Problem to work on:
Find each line containing the string "Main" and return it.
━━━━━━━━
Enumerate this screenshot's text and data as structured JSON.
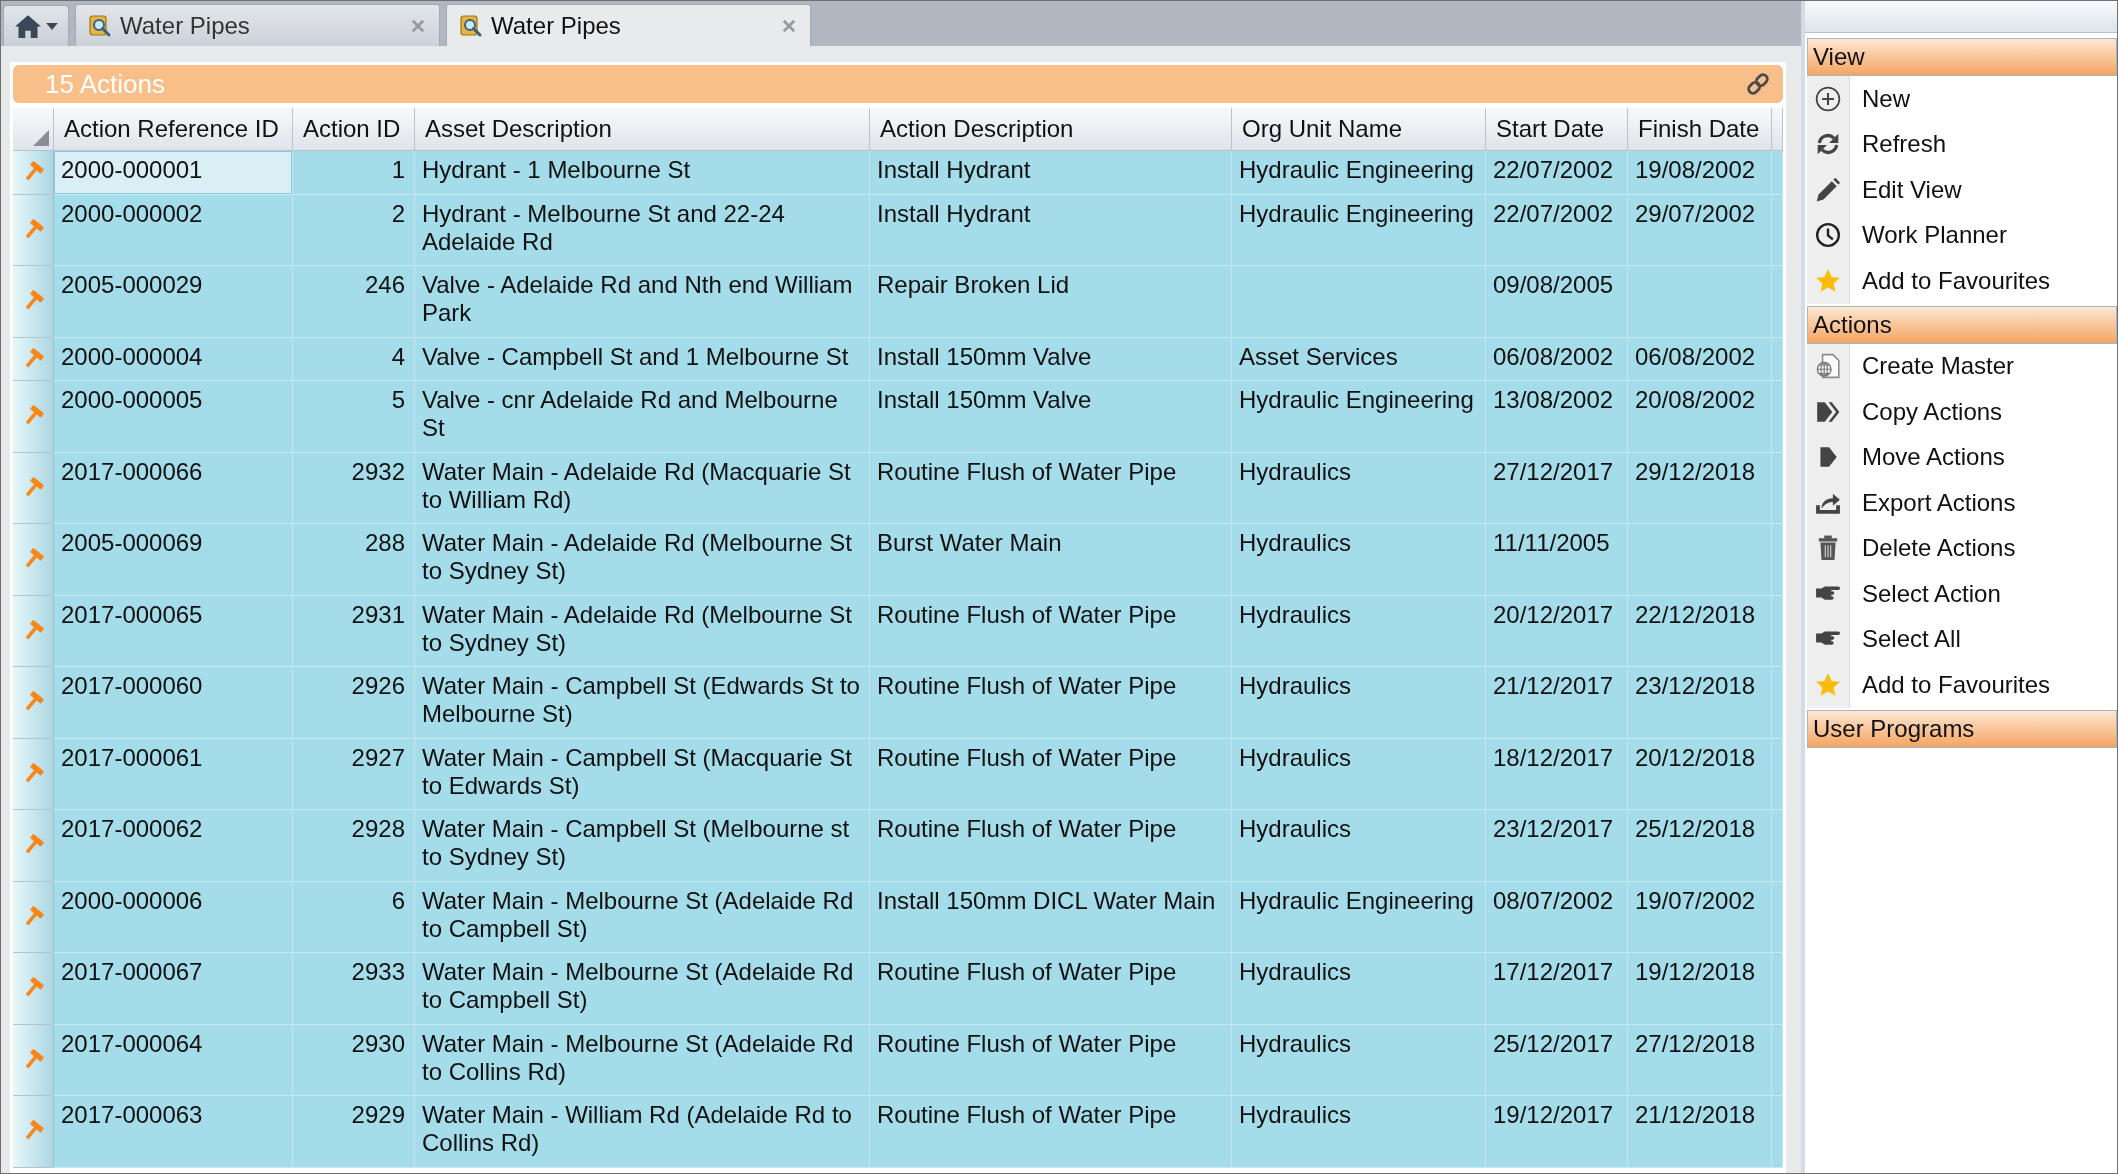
{
  "tabs": [
    {
      "label": "Water Pipes",
      "selected": false
    },
    {
      "label": "Water Pipes",
      "selected": true
    }
  ],
  "panel": {
    "title": "15 Actions"
  },
  "table": {
    "columns": [
      {
        "label": "Action Reference ID",
        "kind": "text"
      },
      {
        "label": "Action ID",
        "kind": "number"
      },
      {
        "label": "Asset Description",
        "kind": "text"
      },
      {
        "label": "Action Description",
        "kind": "text"
      },
      {
        "label": "Org Unit Name",
        "kind": "text"
      },
      {
        "label": "Start Date",
        "kind": "text"
      },
      {
        "label": "Finish Date",
        "kind": "text"
      }
    ],
    "rows": [
      {
        "selected": true,
        "cells": [
          "2000-000001",
          "1",
          "Hydrant - 1 Melbourne St",
          "Install Hydrant",
          "Hydraulic Engineering",
          "22/07/2002",
          "19/08/2002"
        ]
      },
      {
        "selected": false,
        "cells": [
          "2000-000002",
          "2",
          "Hydrant - Melbourne St and 22-24 Adelaide Rd",
          "Install Hydrant",
          "Hydraulic Engineering",
          "22/07/2002",
          "29/07/2002"
        ]
      },
      {
        "selected": false,
        "cells": [
          "2005-000029",
          "246",
          "Valve - Adelaide Rd and Nth end William Park",
          "Repair Broken Lid",
          null,
          "09/08/2005",
          null
        ]
      },
      {
        "selected": false,
        "cells": [
          "2000-000004",
          "4",
          "Valve - Campbell St and 1 Melbourne St",
          "Install 150mm Valve",
          "Asset Services",
          "06/08/2002",
          "06/08/2002"
        ]
      },
      {
        "selected": false,
        "cells": [
          "2000-000005",
          "5",
          "Valve - cnr Adelaide Rd and Melbourne St",
          "Install 150mm Valve",
          "Hydraulic Engineering",
          "13/08/2002",
          "20/08/2002"
        ]
      },
      {
        "selected": false,
        "cells": [
          "2017-000066",
          "2932",
          "Water Main - Adelaide Rd (Macquarie St to William Rd)",
          "Routine Flush of Water Pipe",
          "Hydraulics",
          "27/12/2017",
          "29/12/2018"
        ]
      },
      {
        "selected": false,
        "cells": [
          "2005-000069",
          "288",
          "Water Main - Adelaide Rd (Melbourne St to Sydney St)",
          "Burst Water Main",
          "Hydraulics",
          "11/11/2005",
          null
        ]
      },
      {
        "selected": false,
        "cells": [
          "2017-000065",
          "2931",
          "Water Main - Adelaide Rd (Melbourne St to Sydney St)",
          "Routine Flush of Water Pipe",
          "Hydraulics",
          "20/12/2017",
          "22/12/2018"
        ]
      },
      {
        "selected": false,
        "cells": [
          "2017-000060",
          "2926",
          "Water Main - Campbell St (Edwards St to Melbourne St)",
          "Routine Flush of Water Pipe",
          "Hydraulics",
          "21/12/2017",
          "23/12/2018"
        ]
      },
      {
        "selected": false,
        "cells": [
          "2017-000061",
          "2927",
          "Water Main - Campbell St (Macquarie St to Edwards St)",
          "Routine Flush of Water Pipe",
          "Hydraulics",
          "18/12/2017",
          "20/12/2018"
        ]
      },
      {
        "selected": false,
        "cells": [
          "2017-000062",
          "2928",
          "Water Main - Campbell St (Melbourne st to Sydney St)",
          "Routine Flush of Water Pipe",
          "Hydraulics",
          "23/12/2017",
          "25/12/2018"
        ]
      },
      {
        "selected": false,
        "cells": [
          "2000-000006",
          "6",
          "Water Main - Melbourne St (Adelaide Rd to Campbell St)",
          "Install 150mm DICL Water Main",
          "Hydraulic Engineering",
          "08/07/2002",
          "19/07/2002"
        ]
      },
      {
        "selected": false,
        "cells": [
          "2017-000067",
          "2933",
          "Water Main - Melbourne St (Adelaide Rd to Campbell St)",
          "Routine Flush of Water Pipe",
          "Hydraulics",
          "17/12/2017",
          "19/12/2018"
        ]
      },
      {
        "selected": false,
        "cells": [
          "2017-000064",
          "2930",
          "Water Main - Melbourne St (Adelaide Rd to Collins Rd)",
          "Routine Flush of Water Pipe",
          "Hydraulics",
          "25/12/2017",
          "27/12/2018"
        ]
      },
      {
        "selected": false,
        "cells": [
          "2017-000063",
          "2929",
          "Water Main - William Rd (Adelaide Rd to Collins Rd)",
          "Routine Flush of Water Pipe",
          "Hydraulics",
          "19/12/2017",
          "21/12/2018"
        ]
      }
    ]
  },
  "sidebar": {
    "sections": [
      {
        "title": "View",
        "items": [
          {
            "label": "New",
            "kind": "new"
          },
          {
            "label": "Refresh",
            "kind": "refresh"
          },
          {
            "label": "Edit View",
            "kind": "edit"
          },
          {
            "label": "Work Planner",
            "kind": "planner"
          },
          {
            "label": "Add to Favourites",
            "kind": "favourite"
          }
        ]
      },
      {
        "title": "Actions",
        "items": [
          {
            "label": "Create Master",
            "kind": "master"
          },
          {
            "label": "Copy Actions",
            "kind": "copy"
          },
          {
            "label": "Move Actions",
            "kind": "move"
          },
          {
            "label": "Export Actions",
            "kind": "export"
          },
          {
            "label": "Delete Actions",
            "kind": "delete"
          },
          {
            "label": "Select Action",
            "kind": "select"
          },
          {
            "label": "Select All",
            "kind": "select"
          },
          {
            "label": "Add to Favourites",
            "kind": "favourite"
          }
        ]
      },
      {
        "title": "User Programs"
      }
    ]
  }
}
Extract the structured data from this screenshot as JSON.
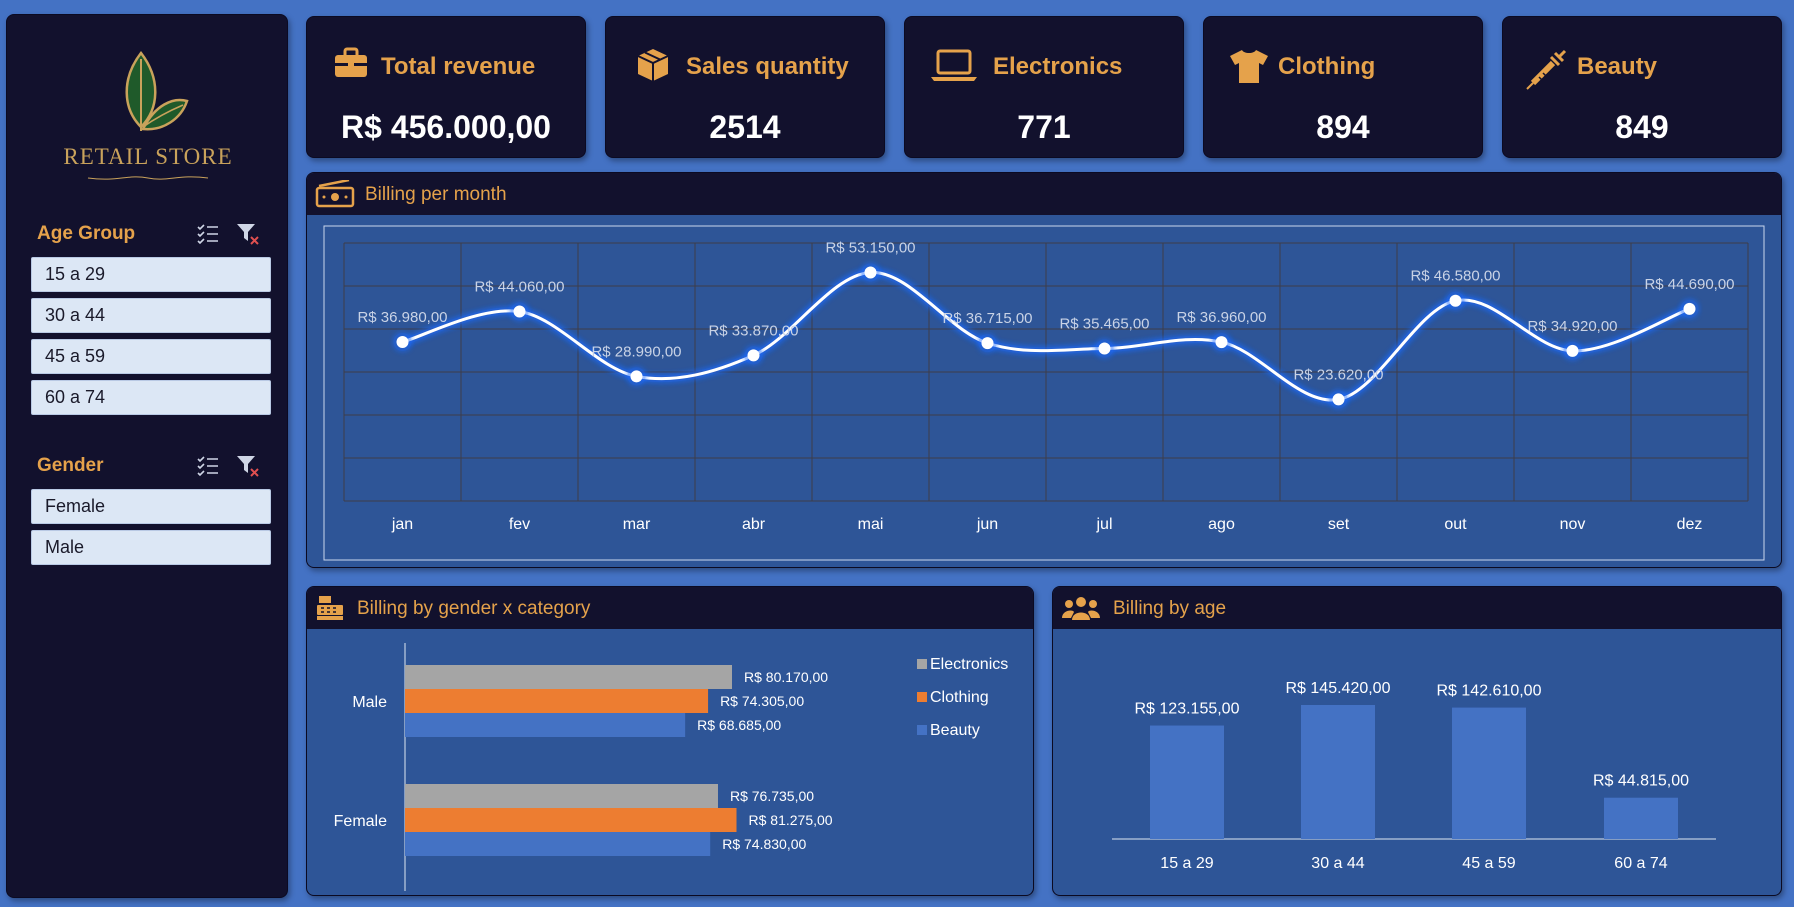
━━━━━━━━
Written reply:
          "Water Main - Adelaide Rd (Macquarie St to William Rd)",
          "Water Main - Adelaide Rd (Melbourne St to Sydney St)",
          "Burst Water Main",
          "Water Main - Adelaide Rd (Melbourne St to Sydney St)",
          "Water Main - Campbell St (Edwards St to Melbourne St)",
          "Water Main - Campbell St (Macquarie St to Edwards St)",
          "Water Main - Campbell St (Melbourne st to Sydney St)",
          "Water Main - Melbourne St (Adelaide Rd to Campbell St)",
          "Install 150mm DICL Water Main",
          "Water Main - Melbourne St (Adelaide Rd to Campbell St)",
          "Water Main - Melbourne St (Adelaide Rd to Collins Rd)",
          "Water Main - William Rd (Adelaide Rd to Collins Rd)",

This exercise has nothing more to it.